## Written problem
From the entries below, copy every line holding the word "clock".

## Entries shown
<<<<

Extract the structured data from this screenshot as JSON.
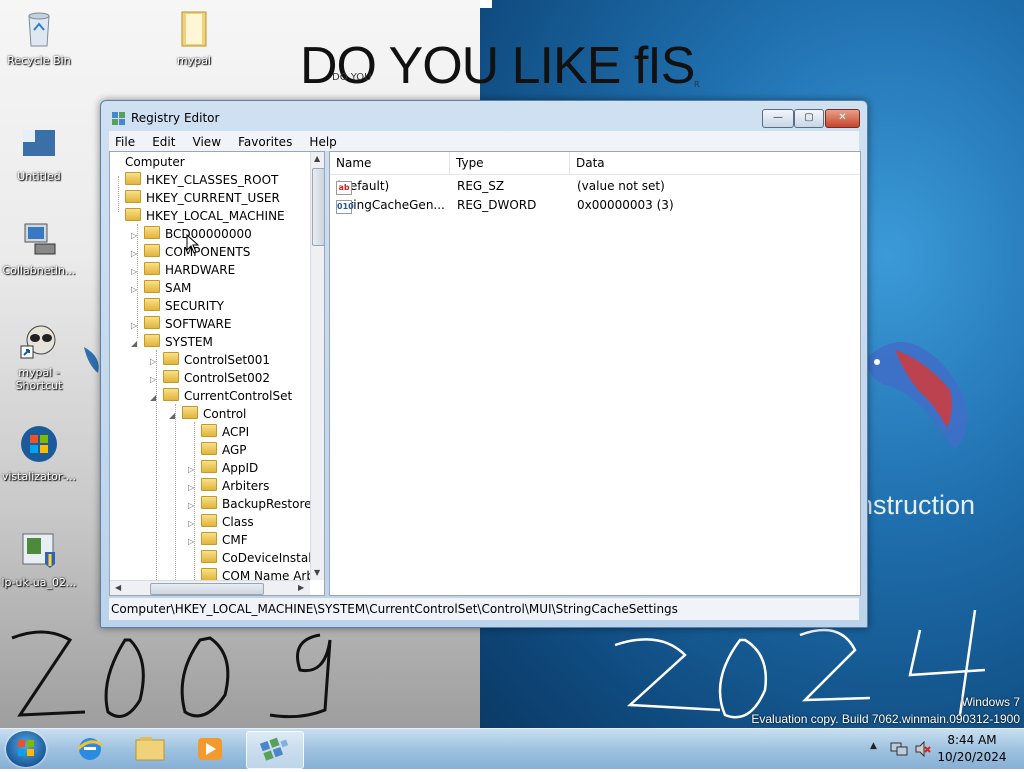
{
  "desktop": {
    "icons": [
      {
        "label": "Recycle Bin",
        "icon": "recycle-bin-icon"
      },
      {
        "label": "mypal",
        "icon": "folder-icon"
      },
      {
        "label": "Untitled",
        "icon": "document-icon"
      },
      {
        "label": "CollabnetIn...",
        "icon": "installer-icon"
      },
      {
        "label": "mypal - Shortcut",
        "icon": "raccoon-shortcut-icon"
      },
      {
        "label": "vistalizator-...",
        "icon": "windows-logo-icon"
      },
      {
        "label": "lp-uk-ua_02...",
        "icon": "language-pack-icon"
      }
    ],
    "doodle_heading": "DO YOU LIKE fIS",
    "doodle_small": "DO YOU",
    "doodle_mark": "R",
    "handwritten_left": "2009",
    "handwritten_right": "2024",
    "wallpaper_text": "nstruction",
    "watermark_line1": "Windows 7",
    "watermark_line2": "Evaluation copy. Build 7062.winmain.090312-1900"
  },
  "window": {
    "title": "Registry Editor",
    "buttons": {
      "minimize": "—",
      "maximize": "▢",
      "close": "✕"
    },
    "menu": [
      "File",
      "Edit",
      "View",
      "Favorites",
      "Help"
    ],
    "tree": [
      {
        "label": "Computer",
        "level": 0,
        "expander": ""
      },
      {
        "label": "HKEY_CLASSES_ROOT",
        "level": 1,
        "expander": ""
      },
      {
        "label": "HKEY_CURRENT_USER",
        "level": 1,
        "expander": ""
      },
      {
        "label": "HKEY_LOCAL_MACHINE",
        "level": 1,
        "expander": ""
      },
      {
        "label": "BCD00000000",
        "level": 2,
        "expander": "▷"
      },
      {
        "label": "COMPONENTS",
        "level": 2,
        "expander": "▷"
      },
      {
        "label": "HARDWARE",
        "level": 2,
        "expander": "▷"
      },
      {
        "label": "SAM",
        "level": 2,
        "expander": "▷"
      },
      {
        "label": "SECURITY",
        "level": 2,
        "expander": ""
      },
      {
        "label": "SOFTWARE",
        "level": 2,
        "expander": "▷"
      },
      {
        "label": "SYSTEM",
        "level": 2,
        "expander": "◢"
      },
      {
        "label": "ControlSet001",
        "level": 3,
        "expander": "▷"
      },
      {
        "label": "ControlSet002",
        "level": 3,
        "expander": "▷"
      },
      {
        "label": "CurrentControlSet",
        "level": 3,
        "expander": "◢"
      },
      {
        "label": "Control",
        "level": 4,
        "expander": "◢"
      },
      {
        "label": "ACPI",
        "level": 5,
        "expander": ""
      },
      {
        "label": "AGP",
        "level": 5,
        "expander": ""
      },
      {
        "label": "AppID",
        "level": 5,
        "expander": "▷"
      },
      {
        "label": "Arbiters",
        "level": 5,
        "expander": "▷"
      },
      {
        "label": "BackupRestore",
        "level": 5,
        "expander": "▷"
      },
      {
        "label": "Class",
        "level": 5,
        "expander": "▷"
      },
      {
        "label": "CMF",
        "level": 5,
        "expander": "▷"
      },
      {
        "label": "CoDeviceInstallers",
        "level": 5,
        "expander": ""
      },
      {
        "label": "COM Name Arbit",
        "level": 5,
        "expander": ""
      }
    ],
    "columns": [
      "Name",
      "Type",
      "Data"
    ],
    "values": [
      {
        "icon": "ab",
        "name": "(Default)",
        "type": "REG_SZ",
        "data": "(value not set)"
      },
      {
        "icon": "010",
        "name": "StringCacheGen...",
        "type": "REG_DWORD",
        "data": "0x00000003 (3)"
      }
    ],
    "status": "Computer\\HKEY_LOCAL_MACHINE\\SYSTEM\\CurrentControlSet\\Control\\MUI\\StringCacheSettings"
  },
  "taskbar": {
    "apps": [
      "internet-explorer-icon",
      "file-explorer-icon",
      "media-player-icon",
      "registry-editor-icon"
    ],
    "time": "8:44 AM",
    "date": "10/20/2024",
    "tray_icons": [
      "show-hidden-icons-icon",
      "network-icon",
      "volume-muted-icon"
    ]
  },
  "colors": {
    "accent": "#1f6fae",
    "window_frame": "#bcd3ec",
    "close_button": "#c7442b"
  }
}
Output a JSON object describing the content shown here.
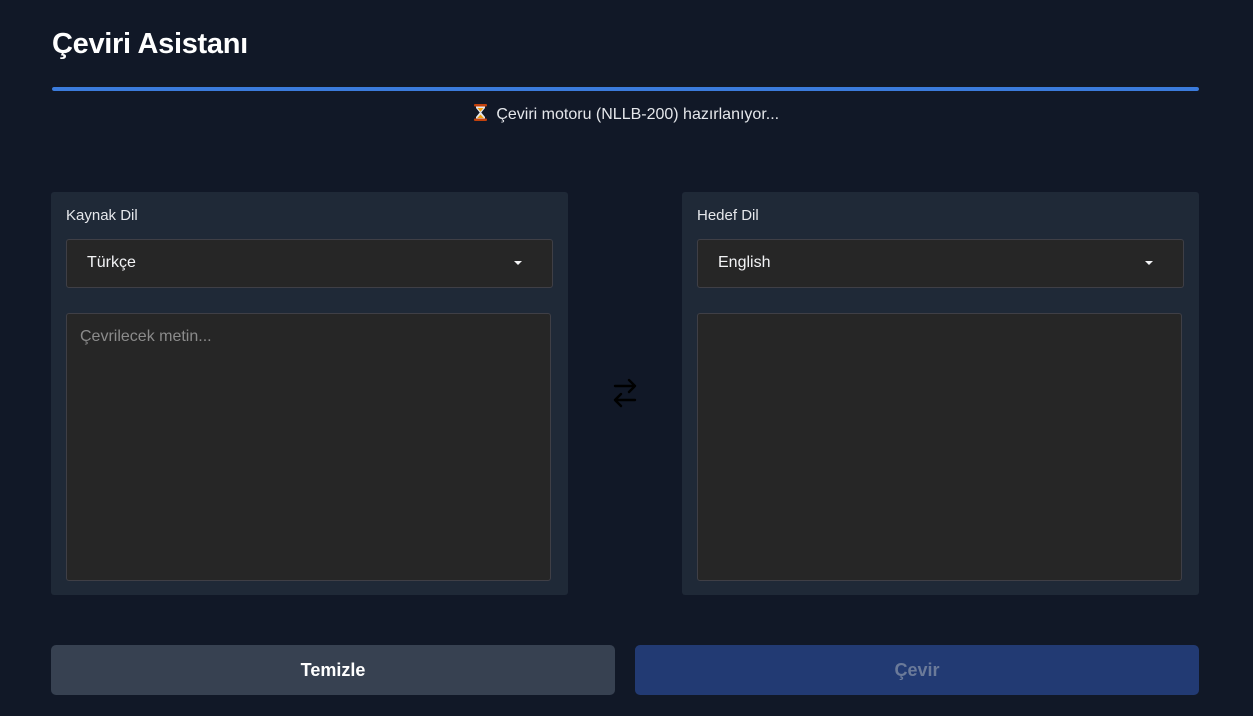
{
  "app": {
    "title": "Çeviri Asistanı"
  },
  "status": {
    "icon": "hourglass-icon",
    "message": "Çeviri motoru (NLLB-200) hazırlanıyor...",
    "progress": 1.0,
    "accent_color": "#3b7bdc"
  },
  "source": {
    "label": "Kaynak Dil",
    "selected_language": "Türkçe",
    "input_value": "",
    "input_placeholder": "Çevrilecek metin..."
  },
  "swap": {
    "icon": "swap-arrows-icon"
  },
  "target": {
    "label": "Hedef Dil",
    "selected_language": "English",
    "output_value": ""
  },
  "actions": {
    "clear_label": "Temizle",
    "translate_label": "Çevir",
    "translate_color": "#223a73",
    "clear_color": "#374151"
  }
}
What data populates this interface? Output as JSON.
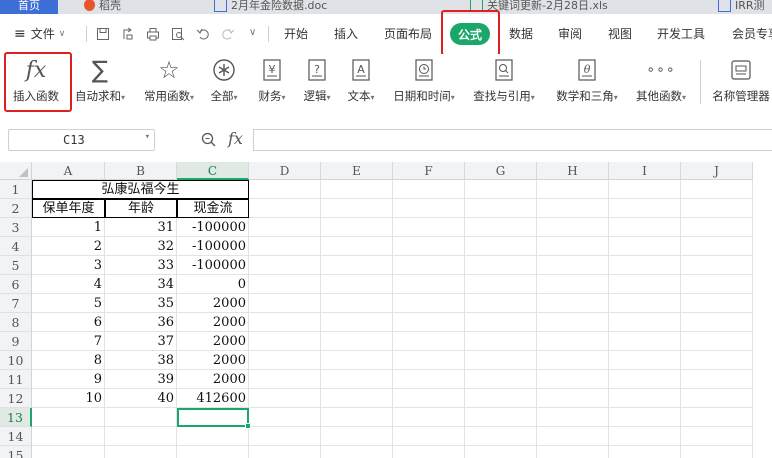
{
  "doc_tabs": [
    {
      "label": "首页",
      "kind": "home"
    },
    {
      "label": "稻壳",
      "kind": "docer"
    },
    {
      "label": "2月年金险数据.doc",
      "kind": "doc"
    },
    {
      "label": "关键词更新-2月28日.xls",
      "kind": "xls"
    },
    {
      "label": "IRR测",
      "kind": "doc"
    }
  ],
  "menu": {
    "file_label": "文件",
    "tabs": [
      "开始",
      "插入",
      "页面布局",
      "公式",
      "数据",
      "审阅",
      "视图",
      "开发工具",
      "会员专享"
    ],
    "active_tab": "公式"
  },
  "ribbon": {
    "buttons": [
      {
        "name": "insert-function",
        "label": "插入函数",
        "icon": "fx",
        "dropdown": false
      },
      {
        "name": "autosum",
        "label": "自动求和",
        "icon": "sigma",
        "dropdown": true
      },
      {
        "name": "common-functions",
        "label": "常用函数",
        "icon": "star",
        "dropdown": true
      },
      {
        "name": "all-functions",
        "label": "全部",
        "icon": "asterisk",
        "dropdown": true
      },
      {
        "name": "financial",
        "label": "财务",
        "icon": "yen",
        "dropdown": true
      },
      {
        "name": "logical",
        "label": "逻辑",
        "icon": "question",
        "dropdown": true
      },
      {
        "name": "text",
        "label": "文本",
        "icon": "A",
        "dropdown": true
      },
      {
        "name": "datetime",
        "label": "日期和时间",
        "icon": "clock",
        "dropdown": true
      },
      {
        "name": "lookup",
        "label": "查找与引用",
        "icon": "magnifier",
        "dropdown": true
      },
      {
        "name": "math",
        "label": "数学和三角",
        "icon": "theta",
        "dropdown": true
      },
      {
        "name": "other",
        "label": "其他函数",
        "icon": "dots",
        "dropdown": true
      },
      {
        "name": "name-manager",
        "label": "名称管理器",
        "icon": "tag",
        "dropdown": false
      }
    ]
  },
  "formula_bar": {
    "name_box": "C13",
    "formula": ""
  },
  "sheet": {
    "columns": [
      "A",
      "B",
      "C",
      "D",
      "E",
      "F",
      "G",
      "H",
      "I",
      "J"
    ],
    "selected_column": "C",
    "rows": [
      "1",
      "2",
      "3",
      "4",
      "5",
      "6",
      "7",
      "8",
      "9",
      "10",
      "11",
      "12",
      "13",
      "14",
      "15"
    ],
    "selected_row": "13",
    "title": "弘康弘福今生",
    "headers": [
      "保单年度",
      "年龄",
      "现金流"
    ],
    "data": [
      [
        "1",
        "31",
        "-100000"
      ],
      [
        "2",
        "32",
        "-100000"
      ],
      [
        "3",
        "33",
        "-100000"
      ],
      [
        "4",
        "34",
        "0"
      ],
      [
        "5",
        "35",
        "2000"
      ],
      [
        "6",
        "36",
        "2000"
      ],
      [
        "7",
        "37",
        "2000"
      ],
      [
        "8",
        "38",
        "2000"
      ],
      [
        "9",
        "39",
        "2000"
      ],
      [
        "10",
        "40",
        "412600"
      ]
    ]
  },
  "colors": {
    "accent": "#1aa86a",
    "highlight": "#e02020"
  }
}
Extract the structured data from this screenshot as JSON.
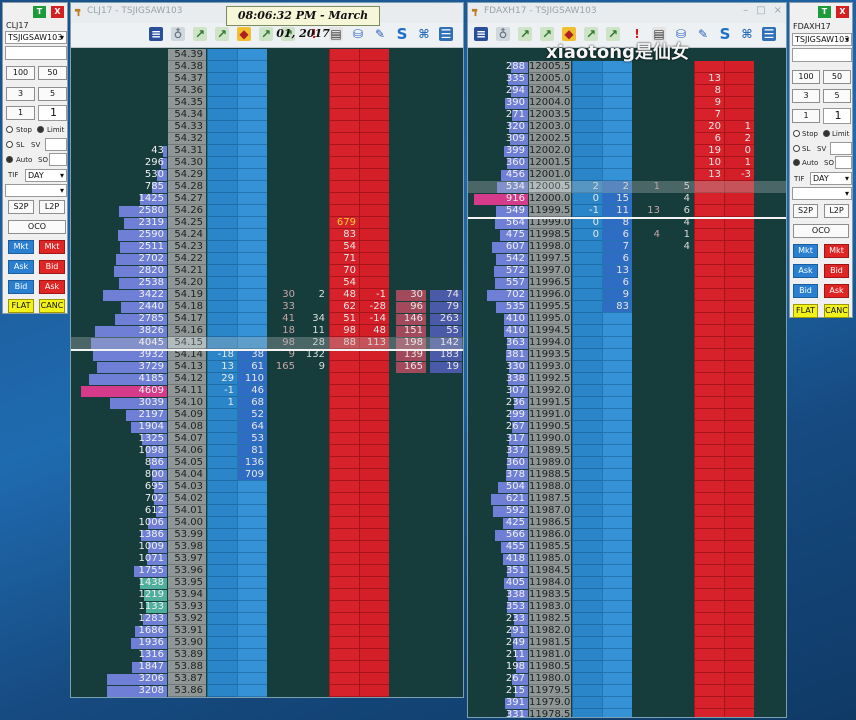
{
  "left_sidebar": {
    "symbol": "CLJ17",
    "account": "TSJIGSAW103",
    "qty_buttons": [
      "100",
      "50",
      "3",
      "5",
      "1"
    ],
    "qty_value": "1",
    "stop_label": "Stop",
    "limit_label": "Limit",
    "sl_label": "SL",
    "sv_label": "SV",
    "auto_label": "Auto",
    "so_label": "SO",
    "tif_label": "TIF",
    "tif_value": "DAY",
    "s2p": "S2P",
    "l2p": "L2P",
    "oco": "OCO",
    "mkt_buy": "Mkt",
    "mkt_sell": "Mkt",
    "ask_buy": "Ask",
    "bid_sell": "Bid",
    "bid_buy": "Bid",
    "ask_sell": "Ask",
    "flat": "FLAT",
    "canc": "CANC"
  },
  "right_sidebar": {
    "symbol": "FDAXH17",
    "account": "TSJIGSAW103",
    "qty_buttons": [
      "100",
      "50",
      "3",
      "5",
      "1"
    ],
    "qty_value": "1",
    "stop_label": "Stop",
    "limit_label": "Limit",
    "sl_label": "SL",
    "sv_label": "SV",
    "auto_label": "Auto",
    "so_label": "SO",
    "tif_label": "TIF",
    "tif_value": "DAY",
    "s2p": "S2P",
    "l2p": "L2P",
    "oco": "OCO",
    "mkt_buy": "Mkt",
    "mkt_sell": "Mkt",
    "ask_buy": "Ask",
    "bid_sell": "Bid",
    "bid_buy": "Bid",
    "ask_sell": "Ask",
    "flat": "FLAT",
    "canc": "CANC"
  },
  "window_left": {
    "title": "CLJ17 - TSJIGSAW103"
  },
  "window_right": {
    "title": "FDAXH17 - TSJIGSAW103"
  },
  "clock": "08:06:32 PM - March 01, 2017",
  "watermark": "xiaotong是仙女",
  "colors": {
    "ask": "#2b86c9",
    "bid": "#d8222b",
    "price": "#8e9696",
    "bg": "#173c3c",
    "volbar": "#6f7fd6"
  },
  "ladder_left": {
    "rows": [
      {
        "vol": "",
        "p": "54.39"
      },
      {
        "vol": "",
        "p": "54.38"
      },
      {
        "vol": "",
        "p": "54.37"
      },
      {
        "vol": "",
        "p": "54.36"
      },
      {
        "vol": "",
        "p": "54.35"
      },
      {
        "vol": "",
        "p": "54.34"
      },
      {
        "vol": "",
        "p": "54.33"
      },
      {
        "vol": "",
        "p": "54.32"
      },
      {
        "vol": "43",
        "p": "54.31"
      },
      {
        "vol": "296",
        "p": "54.30"
      },
      {
        "vol": "530",
        "p": "54.29"
      },
      {
        "vol": "785",
        "p": "54.28"
      },
      {
        "vol": "1425",
        "p": "54.27"
      },
      {
        "vol": "2580",
        "p": "54.26"
      },
      {
        "vol": "2319",
        "p": "54.25",
        "b1": "679"
      },
      {
        "vol": "2590",
        "p": "54.24",
        "b1": "83"
      },
      {
        "vol": "2511",
        "p": "54.23",
        "b1": "54"
      },
      {
        "vol": "2702",
        "p": "54.22",
        "b1": "71"
      },
      {
        "vol": "2820",
        "p": "54.21",
        "b1": "70"
      },
      {
        "vol": "2538",
        "p": "54.20",
        "b1": "54"
      },
      {
        "vol": "3422",
        "p": "54.19",
        "c1": "30",
        "c2": "2",
        "b1": "48",
        "b2": "-1",
        "d1": "30",
        "d2": "74"
      },
      {
        "vol": "2440",
        "p": "54.18",
        "c1": "33",
        "b1": "62",
        "b2": "-28",
        "d1": "96",
        "d2": "79"
      },
      {
        "vol": "2785",
        "p": "54.17",
        "c1": "41",
        "c2": "34",
        "b1": "51",
        "b2": "-14",
        "d1": "146",
        "d2": "263"
      },
      {
        "vol": "3826",
        "p": "54.16",
        "c1": "18",
        "c2": "11",
        "b1": "98",
        "b2": "48",
        "d1": "151",
        "d2": "55"
      },
      {
        "vol": "4045",
        "p": "54.15",
        "c1": "98",
        "c2": "28",
        "b1": "88",
        "b2": "113",
        "d1": "198",
        "d2": "142"
      },
      {
        "vol": "3932",
        "p": "54.14",
        "a1": "-18",
        "a2": "38",
        "c1": "9",
        "c2": "132",
        "d1": "139",
        "d2": "183"
      },
      {
        "vol": "3729",
        "p": "54.13",
        "a1": "13",
        "a2": "61",
        "c1": "165",
        "c2": "9",
        "d1": "165",
        "d2": "19"
      },
      {
        "vol": "4185",
        "p": "54.12",
        "a1": "29",
        "a2": "110"
      },
      {
        "vol": "4609",
        "p": "54.11",
        "a1": "-1",
        "a2": "46"
      },
      {
        "vol": "3039",
        "p": "54.10",
        "a1": "1",
        "a2": "68"
      },
      {
        "vol": "2197",
        "p": "54.09",
        "a2": "52"
      },
      {
        "vol": "1904",
        "p": "54.08",
        "a2": "64"
      },
      {
        "vol": "1325",
        "p": "54.07",
        "a2": "53"
      },
      {
        "vol": "1098",
        "p": "54.06",
        "a2": "81"
      },
      {
        "vol": "886",
        "p": "54.05",
        "a2": "136"
      },
      {
        "vol": "800",
        "p": "54.04",
        "a2": "709"
      },
      {
        "vol": "695",
        "p": "54.03"
      },
      {
        "vol": "702",
        "p": "54.02"
      },
      {
        "vol": "612",
        "p": "54.01"
      },
      {
        "vol": "1006",
        "p": "54.00"
      },
      {
        "vol": "1386",
        "p": "53.99"
      },
      {
        "vol": "1009",
        "p": "53.98"
      },
      {
        "vol": "1071",
        "p": "53.97"
      },
      {
        "vol": "1755",
        "p": "53.96"
      },
      {
        "vol": "1438",
        "p": "53.95"
      },
      {
        "vol": "1219",
        "p": "53.94"
      },
      {
        "vol": "1133",
        "p": "53.93"
      },
      {
        "vol": "1283",
        "p": "53.92"
      },
      {
        "vol": "1686",
        "p": "53.91"
      },
      {
        "vol": "1936",
        "p": "53.90"
      },
      {
        "vol": "1316",
        "p": "53.89"
      },
      {
        "vol": "1847",
        "p": "53.88"
      },
      {
        "vol": "3206",
        "p": "53.87"
      },
      {
        "vol": "3208",
        "p": "53.86"
      }
    ]
  },
  "ladder_right": {
    "rows": [
      {
        "vol": "288",
        "p": "12005.5"
      },
      {
        "vol": "335",
        "p": "12005.0",
        "b1": "13"
      },
      {
        "vol": "294",
        "p": "12004.5",
        "b1": "8"
      },
      {
        "vol": "390",
        "p": "12004.0",
        "b1": "9"
      },
      {
        "vol": "271",
        "p": "12003.5",
        "b1": "7"
      },
      {
        "vol": "320",
        "p": "12003.0",
        "b1": "20",
        "b2": "1"
      },
      {
        "vol": "309",
        "p": "12002.5",
        "b1": "6",
        "b2": "2"
      },
      {
        "vol": "399",
        "p": "12002.0",
        "b1": "19",
        "b2": "0"
      },
      {
        "vol": "360",
        "p": "12001.5",
        "b1": "10",
        "b2": "1"
      },
      {
        "vol": "456",
        "p": "12001.0",
        "b1": "13",
        "b2": "-3"
      },
      {
        "vol": "534",
        "p": "12000.5",
        "a1": "2",
        "a2": "2",
        "c1": "1",
        "c2": "5"
      },
      {
        "vol": "916",
        "p": "12000.0",
        "a1": "0",
        "a2": "15",
        "c2": "4"
      },
      {
        "vol": "549",
        "p": "11999.5",
        "a1": "-1",
        "a2": "11",
        "c1": "13",
        "c2": "6"
      },
      {
        "vol": "564",
        "p": "11999.0",
        "a1": "0",
        "a2": "8",
        "c2": "4"
      },
      {
        "vol": "475",
        "p": "11998.5",
        "a1": "0",
        "a2": "6",
        "c1": "4",
        "c2": "1"
      },
      {
        "vol": "607",
        "p": "11998.0",
        "a2": "7",
        "c2": "4"
      },
      {
        "vol": "542",
        "p": "11997.5",
        "a2": "6"
      },
      {
        "vol": "572",
        "p": "11997.0",
        "a2": "13"
      },
      {
        "vol": "557",
        "p": "11996.5",
        "a2": "6"
      },
      {
        "vol": "702",
        "p": "11996.0",
        "a2": "9"
      },
      {
        "vol": "535",
        "p": "11995.5",
        "a2": "83"
      },
      {
        "vol": "410",
        "p": "11995.0"
      },
      {
        "vol": "410",
        "p": "11994.5"
      },
      {
        "vol": "363",
        "p": "11994.0"
      },
      {
        "vol": "381",
        "p": "11993.5"
      },
      {
        "vol": "330",
        "p": "11993.0"
      },
      {
        "vol": "338",
        "p": "11992.5"
      },
      {
        "vol": "307",
        "p": "11992.0"
      },
      {
        "vol": "236",
        "p": "11991.5"
      },
      {
        "vol": "299",
        "p": "11991.0"
      },
      {
        "vol": "267",
        "p": "11990.5"
      },
      {
        "vol": "317",
        "p": "11990.0"
      },
      {
        "vol": "337",
        "p": "11989.5"
      },
      {
        "vol": "360",
        "p": "11989.0"
      },
      {
        "vol": "378",
        "p": "11988.5"
      },
      {
        "vol": "504",
        "p": "11988.0"
      },
      {
        "vol": "621",
        "p": "11987.5"
      },
      {
        "vol": "592",
        "p": "11987.0"
      },
      {
        "vol": "425",
        "p": "11986.5"
      },
      {
        "vol": "566",
        "p": "11986.0"
      },
      {
        "vol": "455",
        "p": "11985.5"
      },
      {
        "vol": "418",
        "p": "11985.0"
      },
      {
        "vol": "351",
        "p": "11984.5"
      },
      {
        "vol": "405",
        "p": "11984.0"
      },
      {
        "vol": "338",
        "p": "11983.5"
      },
      {
        "vol": "353",
        "p": "11983.0"
      },
      {
        "vol": "233",
        "p": "11982.5"
      },
      {
        "vol": "291",
        "p": "11982.0"
      },
      {
        "vol": "249",
        "p": "11981.5"
      },
      {
        "vol": "211",
        "p": "11981.0"
      },
      {
        "vol": "198",
        "p": "11980.5"
      },
      {
        "vol": "267",
        "p": "11980.0"
      },
      {
        "vol": "215",
        "p": "11979.5"
      },
      {
        "vol": "391",
        "p": "11979.0"
      },
      {
        "vol": "331",
        "p": "11978.5"
      }
    ]
  }
}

>>>>

## Response to the exercise
        "icon": "clock",
  "clock": "08:06:32 PM - March 01, 2017",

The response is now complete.